■ Stated exercise: Each entry below should be returned exactly as is, with the pictures removed.

** Begin **

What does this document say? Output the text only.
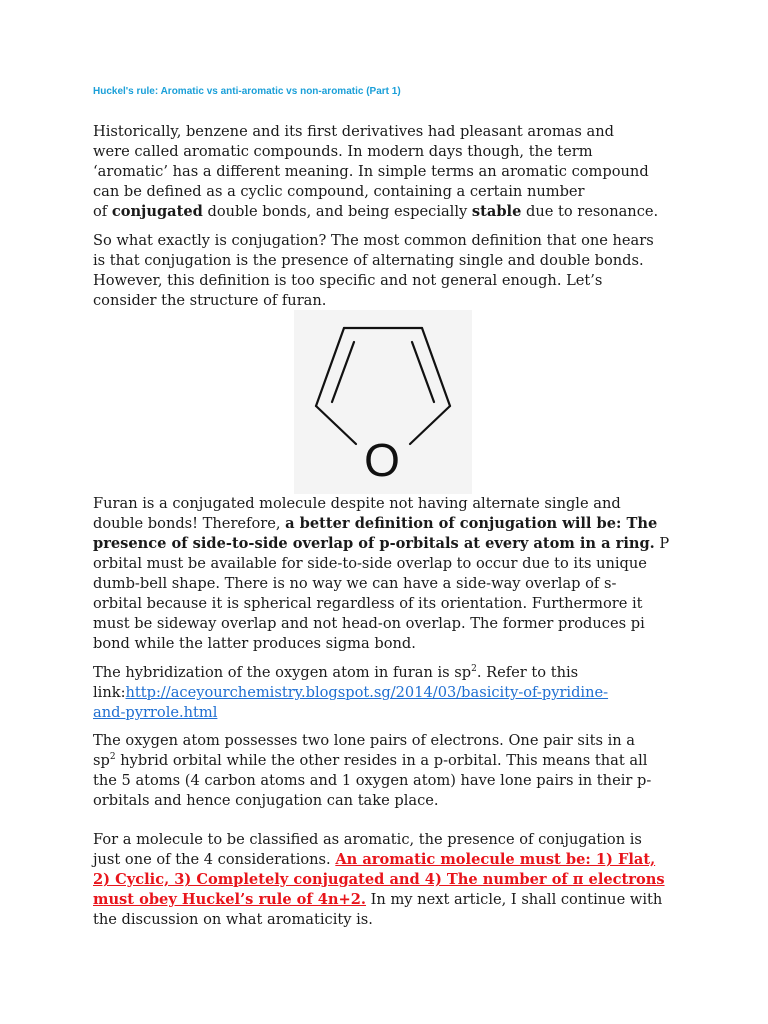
Huckel's rule: Aromatic vs anti-aromatic vs non-aromatic (Part 1)

Historically, benzene and its first derivatives had pleasant aromas and

were called aromatic compounds. In modern days though, the term

‘aromatic’ has a different meaning. In simple terms an aromatic compound

can be defined as a cyclic compound, containing a certain number

of conjugated double bonds, and being especially stable due to resonance.

So what exactly is conjugation? The most common definition that one hears

is that conjugation is the presence of alternating single and double bonds.

However, this definition is too specific and not general enough. Let’s

consider the structure of furan.

O

Furan is a conjugated molecule despite not having alternate single and

double bonds! Therefore, a better definition of conjugation will be: The

presence of side-to-side overlap of p-orbitals at every atom in a ring. P

orbital must be available for side-to-side overlap to occur due to its unique

dumb-bell shape. There is no way we can have a side-way overlap of s-

orbital because it is spherical regardless of its orientation. Furthermore it

must be sideway overlap and not head-on overlap. The former produces pi

bond while the latter produces sigma bond.

The hybridization of the oxygen atom in furan is $sp^2$. Refer to this

link:http://aceyourchemistry.blogspot.sg/2014/03/basicity-of-pyridine-

and-pyrrole.html

The oxygen atom possesses two lone pairs of electrons. One pair sits in a

$sp^2$ hybrid orbital while the other resides in a p-orbital. This means that all

the 5 atoms (4 carbon atoms and 1 oxygen atom) have lone pairs in their p-

orbitals and hence conjugation can take place.

For a molecule to be classified as aromatic, the presence of conjugation is

just one of the 4 considerations. An aromatic molecule must be: 1) Flat,

2) Cyclic, 3) Completely conjugated and 4) The number of π electrons

must obey Huckel’s rule of 4n+2. In my next article, I shall continue with

the discussion on what aromaticity is.
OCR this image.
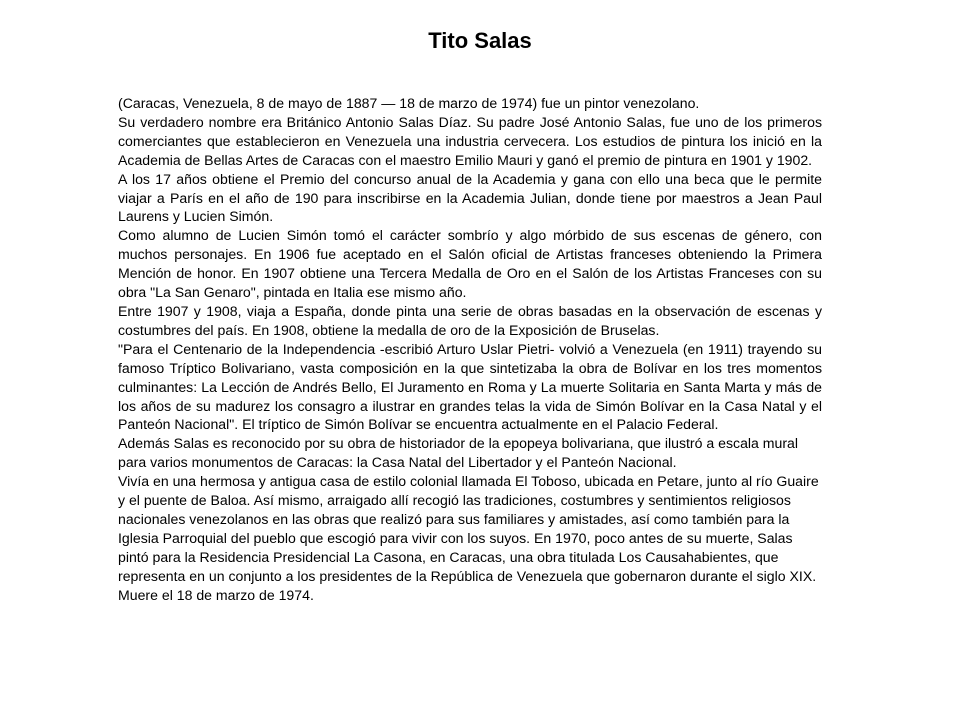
Tito Salas

(Caracas, Venezuela, 8 de mayo de 1887 — 18 de marzo de 1974) fue un pintor venezolano.

Su verdadero nombre era Británico Antonio Salas Díaz. Su padre José Antonio Salas, fue uno de los primeros comerciantes que establecieron en Venezuela una industria cervecera. Los estudios de pintura los inició en la Academia de Bellas Artes de Caracas con el maestro Emilio Mauri y ganó el premio de pintura en 1901 y 1902.

A los 17 años obtiene el Premio del concurso anual de la Academia y gana con ello una beca que le permite viajar a París en el año de 190 para inscribirse en la Academia Julian, donde tiene por maestros a Jean Paul Laurens y Lucien Simón.

Como alumno de Lucien Simón tomó el carácter sombrío y algo mórbido de sus escenas de género, con muchos personajes. En 1906 fue aceptado en el Salón oficial de Artistas franceses obteniendo la Primera Mención de honor. En 1907 obtiene una Tercera Medalla de Oro en el Salón de los Artistas Franceses con su obra "La San Genaro", pintada en Italia ese mismo año.

Entre 1907 y 1908, viaja a España, donde pinta una serie de obras basadas en la observación de escenas y costumbres del país. En 1908, obtiene la medalla de oro de la Exposición de Bruselas.

"Para el Centenario de la Independencia -escribió Arturo Uslar Pietri- volvió a Venezuela (en 1911) trayendo su famoso Tríptico Bolivariano, vasta composición en la que sintetizaba la obra de Bolívar en los tres momentos culminantes: La Lección de Andrés Bello, El Juramento en Roma y La muerte Solitaria en Santa Marta y más de los años de su madurez los consagro a ilustrar en grandes telas la vida de Simón Bolívar en la Casa Natal y el Panteón Nacional". El tríptico de Simón Bolívar se encuentra actualmente en el Palacio Federal.

Además Salas es reconocido por su obra de historiador de la epopeya bolivariana, que ilustró a escala mural para varios monumentos de Caracas: la Casa Natal del Libertador y el Panteón Nacional.

Vivía en una hermosa y antigua casa de estilo colonial llamada El Toboso, ubicada en Petare, junto al río Guaire y el puente de Baloa. Así mismo, arraigado allí recogió las tradiciones, costumbres y sentimientos religiosos nacionales venezolanos en las obras que realizó para sus familiares y amistades, así como también para la Iglesia Parroquial del pueblo que escogió para vivir con los suyos. En 1970, poco antes de su muerte, Salas pintó para la Residencia Presidencial La Casona, en Caracas, una obra titulada Los Causahabientes, que representa en un conjunto a los presidentes de la República de Venezuela que gobernaron durante el siglo XIX. Muere el 18 de marzo de 1974.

** End **

■ The solution:
What does this document say? Output the text only.
Huckel's rule: Aromatic vs anti-aromatic vs non-aromatic (Part 1)

Historically, benzene and its first derivatives had pleasant aromas and

were called aromatic compounds. In modern days though, the term

‘aromatic’ has a different meaning. In simple terms an aromatic compound

can be defined as a cyclic compound, containing a certain number

of conjugated double bonds, and being especially stable due to resonance.

So what exactly is conjugation? The most common definition that one hears

is that conjugation is the presence of alternating single and double bonds.

However, this definition is too specific and not general enough. Let’s

consider the structure of furan.

O

Furan is a conjugated molecule despite not having alternate single and

double bonds! Therefore, a better definition of conjugation will be: The

presence of side-to-side overlap of p-orbitals at every atom in a ring. P

orbital must be available for side-to-side overlap to occur due to its unique

dumb-bell shape. There is no way we can have a side-way overlap of s-

orbital because it is spherical regardless of its orientation. Furthermore it

must be sideway overlap and not head-on overlap. The former produces pi

bond while the latter produces sigma bond.

The hybridization of the oxygen atom in furan is $sp^2$. Refer to this

link:http://aceyourchemistry.blogspot.sg/2014/03/basicity-of-pyridine-

and-pyrrole.html

The oxygen atom possesses two lone pairs of electrons. One pair sits in a

$sp^2$ hybrid orbital while the other resides in a p-orbital. This means that all

the 5 atoms (4 carbon atoms and 1 oxygen atom) have lone pairs in their p-

orbitals and hence conjugation can take place.

For a molecule to be classified as aromatic, the presence of conjugation is

just one of the 4 considerations. An aromatic molecule must be: 1) Flat,

2) Cyclic, 3) Completely conjugated and 4) The number of π electrons

must obey Huckel’s rule of 4n+2. In my next article, I shall continue with

the discussion on what aromaticity is.
OCR this image.
Tito Salas

(Caracas, Venezuela, 8 de mayo de 1887 — 18 de marzo de 1974) fue un pintor venezolano.

Su verdadero nombre era Británico Antonio Salas Díaz. Su padre José Antonio Salas, fue uno de los primeros comerciantes que establecieron en Venezuela una industria cervecera. Los estudios de pintura los inició en la Academia de Bellas Artes de Caracas con el maestro Emilio Mauri y ganó el premio de pintura en 1901 y 1902.

A los 17 años obtiene el Premio del concurso anual de la Academia y gana con ello una beca que le permite viajar a París en el año de 190 para inscribirse en la Academia Julian, donde tiene por maestros a Jean Paul Laurens y Lucien Simón.

Como alumno de Lucien Simón tomó el carácter sombrío y algo mórbido de sus escenas de género, con muchos personajes. En 1906 fue aceptado en el Salón oficial de Artistas franceses obteniendo la Primera Mención de honor. En 1907 obtiene una Tercera Medalla de Oro en el Salón de los Artistas Franceses con su obra "La San Genaro", pintada en Italia ese mismo año.

Entre 1907 y 1908, viaja a España, donde pinta una serie de obras basadas en la observación de escenas y costumbres del país. En 1908, obtiene la medalla de oro de la Exposición de Bruselas.

"Para el Centenario de la Independencia -escribió Arturo Uslar Pietri- volvió a Venezuela (en 1911) trayendo su famoso Tríptico Bolivariano, vasta composición en la que sintetizaba la obra de Bolívar en los tres momentos culminantes: La Lección de Andrés Bello, El Juramento en Roma y La muerte Solitaria en Santa Marta y más de los años de su madurez los consagro a ilustrar en grandes telas la vida de Simón Bolívar en la Casa Natal y el Panteón Nacional". El tríptico de Simón Bolívar se encuentra actualmente en el Palacio Federal.

Además Salas es reconocido por su obra de historiador de la epopeya bolivariana, que ilustró a escala mural para varios monumentos de Caracas: la Casa Natal del Libertador y el Panteón Nacional.

Vivía en una hermosa y antigua casa de estilo colonial llamada El Toboso, ubicada en Petare, junto al río Guaire y el puente de Baloa. Así mismo, arraigado allí recogió las tradiciones, costumbres y sentimientos religiosos nacionales venezolanos en las obras que realizó para sus familiares y amistades, así como también para la Iglesia Parroquial del pueblo que escogió para vivir con los suyos. En 1970, poco antes de su muerte, Salas pintó para la Residencia Presidencial La Casona, en Caracas, una obra titulada Los Causahabientes, que representa en un conjunto a los presidentes de la República de Venezuela que gobernaron durante el siglo XIX. Muere el 18 de marzo de 1974.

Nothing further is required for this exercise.